**Problem to solve:** Records follow. Select each line holding "TradingView".

**Entries shown:**

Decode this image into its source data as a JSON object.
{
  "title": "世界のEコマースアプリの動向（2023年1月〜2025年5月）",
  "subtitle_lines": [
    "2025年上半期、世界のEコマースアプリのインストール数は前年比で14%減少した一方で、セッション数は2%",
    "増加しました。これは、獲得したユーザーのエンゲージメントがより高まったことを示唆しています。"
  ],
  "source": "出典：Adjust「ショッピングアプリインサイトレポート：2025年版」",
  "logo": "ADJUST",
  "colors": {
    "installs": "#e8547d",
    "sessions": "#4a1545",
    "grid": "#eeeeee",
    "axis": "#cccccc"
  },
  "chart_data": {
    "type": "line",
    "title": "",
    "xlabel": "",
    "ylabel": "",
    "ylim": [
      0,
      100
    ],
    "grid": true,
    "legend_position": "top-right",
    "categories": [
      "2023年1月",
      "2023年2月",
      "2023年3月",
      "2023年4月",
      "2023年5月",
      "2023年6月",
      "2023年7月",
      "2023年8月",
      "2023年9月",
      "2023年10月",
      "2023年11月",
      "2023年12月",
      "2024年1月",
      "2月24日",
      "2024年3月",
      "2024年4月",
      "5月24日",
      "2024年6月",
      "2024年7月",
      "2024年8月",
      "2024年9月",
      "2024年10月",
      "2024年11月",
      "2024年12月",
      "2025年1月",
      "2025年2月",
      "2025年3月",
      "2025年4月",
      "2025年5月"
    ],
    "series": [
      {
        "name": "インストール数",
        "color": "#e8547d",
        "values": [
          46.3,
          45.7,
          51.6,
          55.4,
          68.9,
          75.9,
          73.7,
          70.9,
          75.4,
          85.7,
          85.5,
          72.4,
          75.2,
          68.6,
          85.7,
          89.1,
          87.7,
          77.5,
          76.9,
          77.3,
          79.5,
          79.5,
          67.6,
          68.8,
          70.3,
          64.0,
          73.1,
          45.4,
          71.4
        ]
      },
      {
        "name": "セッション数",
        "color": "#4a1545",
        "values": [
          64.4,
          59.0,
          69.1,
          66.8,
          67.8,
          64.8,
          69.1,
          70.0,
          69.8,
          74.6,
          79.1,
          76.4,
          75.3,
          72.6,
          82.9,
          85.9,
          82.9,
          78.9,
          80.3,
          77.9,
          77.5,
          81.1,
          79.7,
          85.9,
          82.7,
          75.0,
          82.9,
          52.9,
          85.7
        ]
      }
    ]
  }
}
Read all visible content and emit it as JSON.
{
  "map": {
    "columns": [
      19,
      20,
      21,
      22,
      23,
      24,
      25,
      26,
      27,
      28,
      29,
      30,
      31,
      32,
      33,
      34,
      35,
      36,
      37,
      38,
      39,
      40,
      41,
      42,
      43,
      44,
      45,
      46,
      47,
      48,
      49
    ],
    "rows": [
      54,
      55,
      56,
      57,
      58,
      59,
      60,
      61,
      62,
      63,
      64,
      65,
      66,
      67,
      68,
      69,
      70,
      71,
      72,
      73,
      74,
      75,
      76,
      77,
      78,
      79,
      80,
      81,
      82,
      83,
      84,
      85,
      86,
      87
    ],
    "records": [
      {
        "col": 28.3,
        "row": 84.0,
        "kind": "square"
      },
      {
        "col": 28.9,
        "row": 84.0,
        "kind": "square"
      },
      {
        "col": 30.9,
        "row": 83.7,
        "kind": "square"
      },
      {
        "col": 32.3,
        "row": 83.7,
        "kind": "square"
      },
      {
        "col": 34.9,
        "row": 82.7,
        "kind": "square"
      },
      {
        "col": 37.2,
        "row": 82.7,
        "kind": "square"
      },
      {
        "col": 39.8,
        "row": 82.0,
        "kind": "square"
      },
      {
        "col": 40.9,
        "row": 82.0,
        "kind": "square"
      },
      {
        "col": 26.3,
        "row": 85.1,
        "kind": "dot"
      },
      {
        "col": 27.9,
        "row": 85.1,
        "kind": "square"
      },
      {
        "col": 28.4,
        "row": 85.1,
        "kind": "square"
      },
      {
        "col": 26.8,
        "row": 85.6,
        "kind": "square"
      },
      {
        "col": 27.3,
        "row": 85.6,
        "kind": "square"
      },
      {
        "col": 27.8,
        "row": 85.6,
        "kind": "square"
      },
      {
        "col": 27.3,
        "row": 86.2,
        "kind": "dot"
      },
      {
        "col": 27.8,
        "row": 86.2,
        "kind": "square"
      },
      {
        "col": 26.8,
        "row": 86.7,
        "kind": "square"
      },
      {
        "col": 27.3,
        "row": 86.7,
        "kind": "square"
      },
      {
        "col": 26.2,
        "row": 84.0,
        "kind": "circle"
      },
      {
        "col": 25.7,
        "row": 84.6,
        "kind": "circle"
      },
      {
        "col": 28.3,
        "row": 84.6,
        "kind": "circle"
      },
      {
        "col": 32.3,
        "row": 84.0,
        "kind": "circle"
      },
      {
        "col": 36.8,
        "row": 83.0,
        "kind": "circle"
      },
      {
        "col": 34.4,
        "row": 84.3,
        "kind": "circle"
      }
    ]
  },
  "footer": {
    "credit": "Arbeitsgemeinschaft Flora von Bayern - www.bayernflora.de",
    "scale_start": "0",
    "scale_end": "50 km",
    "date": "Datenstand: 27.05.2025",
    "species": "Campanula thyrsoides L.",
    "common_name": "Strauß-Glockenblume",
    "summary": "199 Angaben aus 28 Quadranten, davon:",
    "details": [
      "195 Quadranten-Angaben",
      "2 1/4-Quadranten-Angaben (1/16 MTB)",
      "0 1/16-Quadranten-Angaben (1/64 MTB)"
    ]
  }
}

* * *

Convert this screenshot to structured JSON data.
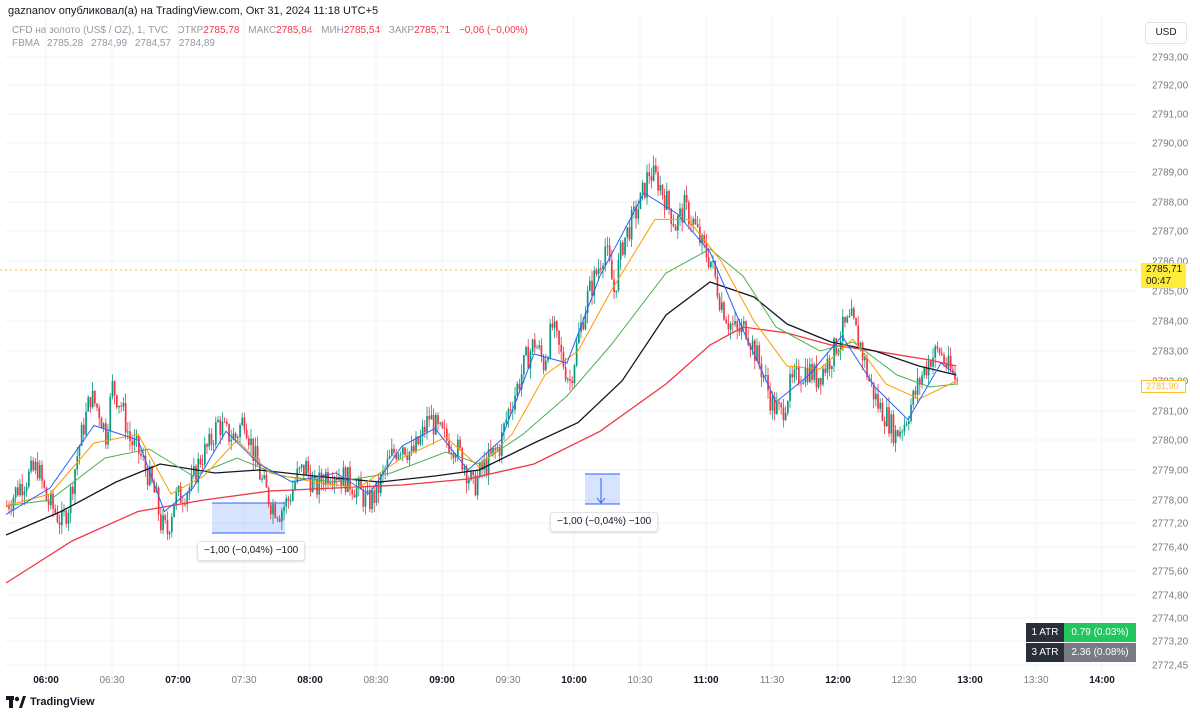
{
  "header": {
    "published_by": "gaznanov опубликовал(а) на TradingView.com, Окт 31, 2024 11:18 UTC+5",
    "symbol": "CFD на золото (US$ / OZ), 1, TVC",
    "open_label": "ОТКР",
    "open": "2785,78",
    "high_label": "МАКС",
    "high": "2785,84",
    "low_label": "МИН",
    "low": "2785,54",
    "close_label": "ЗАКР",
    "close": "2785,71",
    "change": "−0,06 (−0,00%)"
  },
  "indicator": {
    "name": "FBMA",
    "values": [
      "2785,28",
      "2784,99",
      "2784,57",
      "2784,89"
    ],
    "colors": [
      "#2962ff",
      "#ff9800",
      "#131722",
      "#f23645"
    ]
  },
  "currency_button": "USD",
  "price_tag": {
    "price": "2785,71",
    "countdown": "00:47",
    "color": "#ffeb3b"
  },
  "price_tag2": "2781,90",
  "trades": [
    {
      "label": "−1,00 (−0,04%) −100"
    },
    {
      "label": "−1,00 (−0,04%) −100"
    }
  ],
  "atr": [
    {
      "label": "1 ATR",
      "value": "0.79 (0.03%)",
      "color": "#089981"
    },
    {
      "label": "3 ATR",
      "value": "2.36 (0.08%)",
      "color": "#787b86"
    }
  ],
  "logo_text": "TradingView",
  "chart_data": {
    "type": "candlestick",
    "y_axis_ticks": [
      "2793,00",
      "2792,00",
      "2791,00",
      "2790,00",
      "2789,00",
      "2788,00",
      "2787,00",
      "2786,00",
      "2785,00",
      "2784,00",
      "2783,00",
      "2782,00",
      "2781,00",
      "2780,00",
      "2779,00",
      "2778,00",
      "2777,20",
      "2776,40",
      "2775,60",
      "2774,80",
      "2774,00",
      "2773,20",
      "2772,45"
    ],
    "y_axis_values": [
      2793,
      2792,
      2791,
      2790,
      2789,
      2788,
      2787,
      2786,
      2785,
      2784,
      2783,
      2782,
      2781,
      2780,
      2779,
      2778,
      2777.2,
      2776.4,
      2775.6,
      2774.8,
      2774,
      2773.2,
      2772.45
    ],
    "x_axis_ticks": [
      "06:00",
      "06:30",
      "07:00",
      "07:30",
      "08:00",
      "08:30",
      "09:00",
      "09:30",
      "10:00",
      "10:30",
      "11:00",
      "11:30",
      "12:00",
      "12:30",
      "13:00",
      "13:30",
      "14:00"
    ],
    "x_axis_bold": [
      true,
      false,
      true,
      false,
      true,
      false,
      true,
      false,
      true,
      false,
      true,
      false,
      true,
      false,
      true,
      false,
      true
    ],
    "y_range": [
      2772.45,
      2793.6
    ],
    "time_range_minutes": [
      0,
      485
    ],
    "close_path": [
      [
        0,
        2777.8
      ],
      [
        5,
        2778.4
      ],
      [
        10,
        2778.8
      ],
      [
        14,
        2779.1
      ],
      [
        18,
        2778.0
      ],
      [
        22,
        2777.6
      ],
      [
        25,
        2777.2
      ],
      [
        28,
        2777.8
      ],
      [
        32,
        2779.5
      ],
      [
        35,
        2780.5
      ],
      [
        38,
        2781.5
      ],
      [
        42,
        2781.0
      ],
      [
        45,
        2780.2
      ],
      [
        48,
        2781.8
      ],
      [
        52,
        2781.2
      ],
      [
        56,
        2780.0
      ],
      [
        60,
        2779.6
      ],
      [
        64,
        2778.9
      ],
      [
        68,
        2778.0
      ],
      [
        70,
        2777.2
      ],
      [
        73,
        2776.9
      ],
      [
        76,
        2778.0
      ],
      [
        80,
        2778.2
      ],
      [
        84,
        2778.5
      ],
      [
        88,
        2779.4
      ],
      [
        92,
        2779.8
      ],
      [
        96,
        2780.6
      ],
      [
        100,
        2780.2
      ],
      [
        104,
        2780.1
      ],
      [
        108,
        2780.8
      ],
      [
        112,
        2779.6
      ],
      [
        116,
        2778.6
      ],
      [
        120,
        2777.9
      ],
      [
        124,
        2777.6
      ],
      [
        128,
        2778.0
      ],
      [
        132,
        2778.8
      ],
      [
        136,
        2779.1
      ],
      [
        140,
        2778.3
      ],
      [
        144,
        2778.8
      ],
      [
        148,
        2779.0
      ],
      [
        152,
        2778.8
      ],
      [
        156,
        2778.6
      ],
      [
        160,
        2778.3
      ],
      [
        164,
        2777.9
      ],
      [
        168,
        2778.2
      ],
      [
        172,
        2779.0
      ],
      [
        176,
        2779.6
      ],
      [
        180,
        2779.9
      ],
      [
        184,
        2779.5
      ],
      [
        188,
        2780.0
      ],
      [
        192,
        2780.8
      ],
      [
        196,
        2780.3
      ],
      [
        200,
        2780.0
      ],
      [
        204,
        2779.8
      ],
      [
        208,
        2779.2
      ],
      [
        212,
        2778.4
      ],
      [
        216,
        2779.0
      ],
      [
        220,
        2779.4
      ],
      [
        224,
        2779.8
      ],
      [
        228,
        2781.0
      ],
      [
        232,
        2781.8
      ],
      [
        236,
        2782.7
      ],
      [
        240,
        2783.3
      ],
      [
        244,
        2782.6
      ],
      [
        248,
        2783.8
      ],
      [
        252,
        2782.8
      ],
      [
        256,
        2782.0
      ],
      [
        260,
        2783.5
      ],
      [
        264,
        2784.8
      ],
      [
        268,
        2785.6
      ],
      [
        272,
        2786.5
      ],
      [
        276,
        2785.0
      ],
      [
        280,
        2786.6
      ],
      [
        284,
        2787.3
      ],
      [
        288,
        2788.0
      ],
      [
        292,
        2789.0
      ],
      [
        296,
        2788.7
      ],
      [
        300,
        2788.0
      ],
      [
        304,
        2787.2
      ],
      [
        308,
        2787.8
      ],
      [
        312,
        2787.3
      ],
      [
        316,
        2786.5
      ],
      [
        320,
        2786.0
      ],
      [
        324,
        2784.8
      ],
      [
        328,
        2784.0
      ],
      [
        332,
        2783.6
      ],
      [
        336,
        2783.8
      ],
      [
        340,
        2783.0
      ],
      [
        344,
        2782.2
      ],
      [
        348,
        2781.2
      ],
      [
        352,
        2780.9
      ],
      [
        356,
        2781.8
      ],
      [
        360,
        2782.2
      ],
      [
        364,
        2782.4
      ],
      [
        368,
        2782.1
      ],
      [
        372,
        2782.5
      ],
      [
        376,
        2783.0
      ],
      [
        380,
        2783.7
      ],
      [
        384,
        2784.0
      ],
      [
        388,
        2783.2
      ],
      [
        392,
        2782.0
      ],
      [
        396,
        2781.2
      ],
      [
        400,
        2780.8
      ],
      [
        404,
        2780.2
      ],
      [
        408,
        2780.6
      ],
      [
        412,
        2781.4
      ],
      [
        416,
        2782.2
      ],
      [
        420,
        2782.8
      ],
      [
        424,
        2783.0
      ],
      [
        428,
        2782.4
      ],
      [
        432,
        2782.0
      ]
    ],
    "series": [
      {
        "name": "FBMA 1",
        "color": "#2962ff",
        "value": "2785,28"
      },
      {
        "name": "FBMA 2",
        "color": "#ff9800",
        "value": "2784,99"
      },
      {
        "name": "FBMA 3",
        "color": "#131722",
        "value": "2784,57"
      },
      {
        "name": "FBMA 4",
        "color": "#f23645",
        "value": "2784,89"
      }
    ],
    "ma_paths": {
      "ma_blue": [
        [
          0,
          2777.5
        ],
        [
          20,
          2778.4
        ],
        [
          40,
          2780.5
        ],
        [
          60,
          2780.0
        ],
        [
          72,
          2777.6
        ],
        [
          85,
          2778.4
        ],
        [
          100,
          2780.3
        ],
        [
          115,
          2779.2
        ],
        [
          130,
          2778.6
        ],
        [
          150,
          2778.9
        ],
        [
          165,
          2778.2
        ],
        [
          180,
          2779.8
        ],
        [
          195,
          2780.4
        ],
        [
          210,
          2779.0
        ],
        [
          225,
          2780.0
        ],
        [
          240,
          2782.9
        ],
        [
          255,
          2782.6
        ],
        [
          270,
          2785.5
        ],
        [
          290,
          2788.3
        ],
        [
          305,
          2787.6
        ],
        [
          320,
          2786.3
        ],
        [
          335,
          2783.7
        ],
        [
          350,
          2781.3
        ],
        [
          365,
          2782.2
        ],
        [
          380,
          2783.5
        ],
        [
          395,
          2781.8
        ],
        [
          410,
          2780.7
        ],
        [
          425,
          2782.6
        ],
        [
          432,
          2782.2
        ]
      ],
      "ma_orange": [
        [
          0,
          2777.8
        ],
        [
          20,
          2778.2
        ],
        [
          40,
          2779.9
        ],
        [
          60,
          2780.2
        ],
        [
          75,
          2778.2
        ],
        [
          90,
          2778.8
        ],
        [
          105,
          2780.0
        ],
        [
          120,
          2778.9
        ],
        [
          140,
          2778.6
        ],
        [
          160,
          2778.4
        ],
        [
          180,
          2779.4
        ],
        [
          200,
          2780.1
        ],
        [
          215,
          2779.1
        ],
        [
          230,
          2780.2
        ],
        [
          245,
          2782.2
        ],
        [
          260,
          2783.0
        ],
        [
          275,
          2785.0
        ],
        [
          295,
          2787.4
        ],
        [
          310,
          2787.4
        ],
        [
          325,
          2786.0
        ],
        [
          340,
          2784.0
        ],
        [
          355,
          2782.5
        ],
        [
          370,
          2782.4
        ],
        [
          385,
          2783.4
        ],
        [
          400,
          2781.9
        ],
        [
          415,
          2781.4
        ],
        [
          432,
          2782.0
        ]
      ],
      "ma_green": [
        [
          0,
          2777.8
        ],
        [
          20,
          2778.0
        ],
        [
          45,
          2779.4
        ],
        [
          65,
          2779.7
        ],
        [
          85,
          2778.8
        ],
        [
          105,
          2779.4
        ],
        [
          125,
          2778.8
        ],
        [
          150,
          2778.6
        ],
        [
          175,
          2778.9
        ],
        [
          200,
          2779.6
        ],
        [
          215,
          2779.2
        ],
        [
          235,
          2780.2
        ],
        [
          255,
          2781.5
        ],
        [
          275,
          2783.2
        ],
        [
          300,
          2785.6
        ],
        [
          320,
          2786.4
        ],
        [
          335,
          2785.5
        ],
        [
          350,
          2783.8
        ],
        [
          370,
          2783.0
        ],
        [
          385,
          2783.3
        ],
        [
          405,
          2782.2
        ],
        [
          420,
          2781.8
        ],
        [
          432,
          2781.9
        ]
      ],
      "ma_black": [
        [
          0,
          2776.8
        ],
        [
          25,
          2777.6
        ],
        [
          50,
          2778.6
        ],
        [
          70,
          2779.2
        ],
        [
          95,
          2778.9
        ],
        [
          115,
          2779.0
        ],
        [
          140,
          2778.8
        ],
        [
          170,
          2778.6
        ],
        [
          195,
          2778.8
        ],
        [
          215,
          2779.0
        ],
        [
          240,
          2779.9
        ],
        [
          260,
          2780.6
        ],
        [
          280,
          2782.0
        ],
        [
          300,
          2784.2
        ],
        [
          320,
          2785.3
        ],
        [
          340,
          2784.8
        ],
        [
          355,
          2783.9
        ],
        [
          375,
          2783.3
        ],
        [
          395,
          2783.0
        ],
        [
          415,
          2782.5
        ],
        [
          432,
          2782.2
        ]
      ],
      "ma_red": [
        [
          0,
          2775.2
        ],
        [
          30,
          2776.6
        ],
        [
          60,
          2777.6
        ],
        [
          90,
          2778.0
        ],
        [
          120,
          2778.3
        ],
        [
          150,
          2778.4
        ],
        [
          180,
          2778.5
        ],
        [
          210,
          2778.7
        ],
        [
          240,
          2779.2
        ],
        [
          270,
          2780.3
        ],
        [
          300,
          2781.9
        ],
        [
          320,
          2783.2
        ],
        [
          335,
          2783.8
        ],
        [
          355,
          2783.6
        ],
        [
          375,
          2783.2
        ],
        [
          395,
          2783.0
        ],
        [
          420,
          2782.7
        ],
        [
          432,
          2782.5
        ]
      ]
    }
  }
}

**Written response:**
    "published_by": "gaznanov опубликовал(а) на TradingView.com, Окт 31, 2024 11:18 UTC+5",
  "logo_text": "TradingView",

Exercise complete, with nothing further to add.